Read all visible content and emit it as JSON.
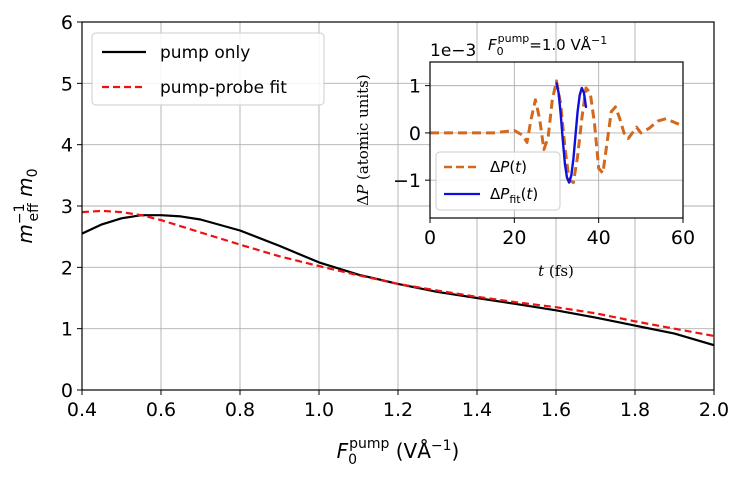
{
  "chart_data": [
    {
      "type": "line",
      "xlabel": "F0pump (VÅ−1)",
      "ylabel": "m_eff^−1 m0",
      "xlim": [
        0.4,
        2.0
      ],
      "ylim": [
        0,
        6
      ],
      "xticks": [
        "0.4",
        "0.6",
        "0.8",
        "1.0",
        "1.2",
        "1.4",
        "1.6",
        "1.8",
        "2.0"
      ],
      "yticks": [
        "0",
        "1",
        "2",
        "3",
        "4",
        "5",
        "6"
      ],
      "grid": true,
      "legend_position": "top-left",
      "series": [
        {
          "name": "pump only",
          "color": "#000000",
          "style": "solid",
          "x": [
            0.4,
            0.45,
            0.5,
            0.55,
            0.6,
            0.65,
            0.7,
            0.8,
            0.9,
            1.0,
            1.1,
            1.2,
            1.3,
            1.4,
            1.5,
            1.6,
            1.7,
            1.8,
            1.9,
            2.0
          ],
          "y": [
            2.55,
            2.7,
            2.8,
            2.85,
            2.85,
            2.83,
            2.78,
            2.6,
            2.35,
            2.08,
            1.88,
            1.73,
            1.6,
            1.5,
            1.4,
            1.3,
            1.18,
            1.05,
            0.92,
            0.73
          ]
        },
        {
          "name": "pump-probe fit",
          "color": "#ee1111",
          "style": "dashed",
          "x": [
            0.4,
            0.45,
            0.5,
            0.55,
            0.6,
            0.7,
            0.8,
            0.9,
            1.0,
            1.1,
            1.2,
            1.3,
            1.4,
            1.5,
            1.6,
            1.7,
            1.8,
            1.9,
            2.0
          ],
          "y": [
            2.9,
            2.92,
            2.9,
            2.85,
            2.77,
            2.57,
            2.37,
            2.18,
            2.02,
            1.87,
            1.73,
            1.62,
            1.52,
            1.43,
            1.35,
            1.25,
            1.12,
            1.0,
            0.88
          ]
        }
      ]
    },
    {
      "type": "line",
      "title": "F0pump=1.0 VÅ−1",
      "offset_text": "1e−3",
      "xlabel": "t (fs)",
      "ylabel": "ΔP (atomic units)",
      "xlim": [
        0,
        60
      ],
      "ylim": [
        -1.8,
        1.5
      ],
      "xticks": [
        "0",
        "20",
        "40",
        "60"
      ],
      "yticks": [
        "−1",
        "0",
        "1"
      ],
      "grid": true,
      "legend_position": "bottom-left",
      "series": [
        {
          "name": "ΔP(t)",
          "color": "#d2691e",
          "style": "dashed",
          "x": [
            0,
            10,
            15,
            18,
            20,
            22,
            23,
            24,
            25,
            26,
            27,
            28,
            29,
            30,
            31,
            32,
            33,
            34,
            35,
            36,
            37,
            38,
            39,
            40,
            41,
            42,
            43,
            44,
            45,
            46,
            47,
            48,
            49,
            50,
            52,
            54,
            56,
            58,
            60
          ],
          "y": [
            0,
            0,
            0,
            0.03,
            0.05,
            -0.05,
            -0.2,
            0.3,
            0.7,
            0.3,
            -0.35,
            -0.1,
            0.7,
            1.1,
            0.6,
            -0.3,
            -1.0,
            -1.05,
            -0.5,
            0.3,
            0.95,
            0.85,
            0.2,
            -0.75,
            -0.85,
            -0.2,
            0.45,
            0.55,
            0.3,
            0.0,
            -0.12,
            0.0,
            0.12,
            0.0,
            0.1,
            0.25,
            0.3,
            0.22,
            0.15
          ]
        },
        {
          "name": "ΔPfit(t)",
          "color": "#1010dd",
          "style": "solid",
          "x": [
            30,
            30.5,
            31,
            31.5,
            32,
            32.5,
            33,
            33.5,
            34,
            34.5,
            35,
            35.5,
            36,
            36.5,
            37
          ],
          "y": [
            1.05,
            0.85,
            0.4,
            -0.15,
            -0.65,
            -0.95,
            -1.05,
            -0.9,
            -0.55,
            -0.05,
            0.45,
            0.8,
            0.95,
            0.85,
            0.55
          ]
        }
      ]
    }
  ],
  "legend": {
    "main": [
      "pump only",
      "pump-probe fit"
    ],
    "inset": [
      "ΔP(t)",
      "ΔPfit(t)"
    ]
  }
}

- **YOUR TASK**:
Omit the pictures and give the material again, exactly and in full.

- **SOLUTION FOR THIS TASK**:
Read all visible content and emit it as JSON.
{
  "chart_data": [
    {
      "type": "line",
      "xlabel": "F0pump (VÅ−1)",
      "ylabel": "m_eff^−1 m0",
      "xlim": [
        0.4,
        2.0
      ],
      "ylim": [
        0,
        6
      ],
      "xticks": [
        "0.4",
        "0.6",
        "0.8",
        "1.0",
        "1.2",
        "1.4",
        "1.6",
        "1.8",
        "2.0"
      ],
      "yticks": [
        "0",
        "1",
        "2",
        "3",
        "4",
        "5",
        "6"
      ],
      "grid": true,
      "legend_position": "top-left",
      "series": [
        {
          "name": "pump only",
          "color": "#000000",
          "style": "solid",
          "x": [
            0.4,
            0.45,
            0.5,
            0.55,
            0.6,
            0.65,
            0.7,
            0.8,
            0.9,
            1.0,
            1.1,
            1.2,
            1.3,
            1.4,
            1.5,
            1.6,
            1.7,
            1.8,
            1.9,
            2.0
          ],
          "y": [
            2.55,
            2.7,
            2.8,
            2.85,
            2.85,
            2.83,
            2.78,
            2.6,
            2.35,
            2.08,
            1.88,
            1.73,
            1.6,
            1.5,
            1.4,
            1.3,
            1.18,
            1.05,
            0.92,
            0.73
          ]
        },
        {
          "name": "pump-probe fit",
          "color": "#ee1111",
          "style": "dashed",
          "x": [
            0.4,
            0.45,
            0.5,
            0.55,
            0.6,
            0.7,
            0.8,
            0.9,
            1.0,
            1.1,
            1.2,
            1.3,
            1.4,
            1.5,
            1.6,
            1.7,
            1.8,
            1.9,
            2.0
          ],
          "y": [
            2.9,
            2.92,
            2.9,
            2.85,
            2.77,
            2.57,
            2.37,
            2.18,
            2.02,
            1.87,
            1.73,
            1.62,
            1.52,
            1.43,
            1.35,
            1.25,
            1.12,
            1.0,
            0.88
          ]
        }
      ]
    },
    {
      "type": "line",
      "title": "F0pump=1.0 VÅ−1",
      "offset_text": "1e−3",
      "xlabel": "t (fs)",
      "ylabel": "ΔP (atomic units)",
      "xlim": [
        0,
        60
      ],
      "ylim": [
        -1.8,
        1.5
      ],
      "xticks": [
        "0",
        "20",
        "40",
        "60"
      ],
      "yticks": [
        "−1",
        "0",
        "1"
      ],
      "grid": true,
      "legend_position": "bottom-left",
      "series": [
        {
          "name": "ΔP(t)",
          "color": "#d2691e",
          "style": "dashed",
          "x": [
            0,
            10,
            15,
            18,
            20,
            22,
            23,
            24,
            25,
            26,
            27,
            28,
            29,
            30,
            31,
            32,
            33,
            34,
            35,
            36,
            37,
            38,
            39,
            40,
            41,
            42,
            43,
            44,
            45,
            46,
            47,
            48,
            49,
            50,
            52,
            54,
            56,
            58,
            60
          ],
          "y": [
            0,
            0,
            0,
            0.03,
            0.05,
            -0.05,
            -0.2,
            0.3,
            0.7,
            0.3,
            -0.35,
            -0.1,
            0.7,
            1.1,
            0.6,
            -0.3,
            -1.0,
            -1.05,
            -0.5,
            0.3,
            0.95,
            0.85,
            0.2,
            -0.75,
            -0.85,
            -0.2,
            0.45,
            0.55,
            0.3,
            0.0,
            -0.12,
            0.0,
            0.12,
            0.0,
            0.1,
            0.25,
            0.3,
            0.22,
            0.15
          ]
        },
        {
          "name": "ΔPfit(t)",
          "color": "#1010dd",
          "style": "solid",
          "x": [
            30,
            30.5,
            31,
            31.5,
            32,
            32.5,
            33,
            33.5,
            34,
            34.5,
            35,
            35.5,
            36,
            36.5,
            37
          ],
          "y": [
            1.05,
            0.85,
            0.4,
            -0.15,
            -0.65,
            -0.95,
            -1.05,
            -0.9,
            -0.55,
            -0.05,
            0.45,
            0.8,
            0.95,
            0.85,
            0.55
          ]
        }
      ]
    }
  ],
  "legend": {
    "main": [
      "pump only",
      "pump-probe fit"
    ],
    "inset": [
      "ΔP(t)",
      "ΔPfit(t)"
    ]
  }
}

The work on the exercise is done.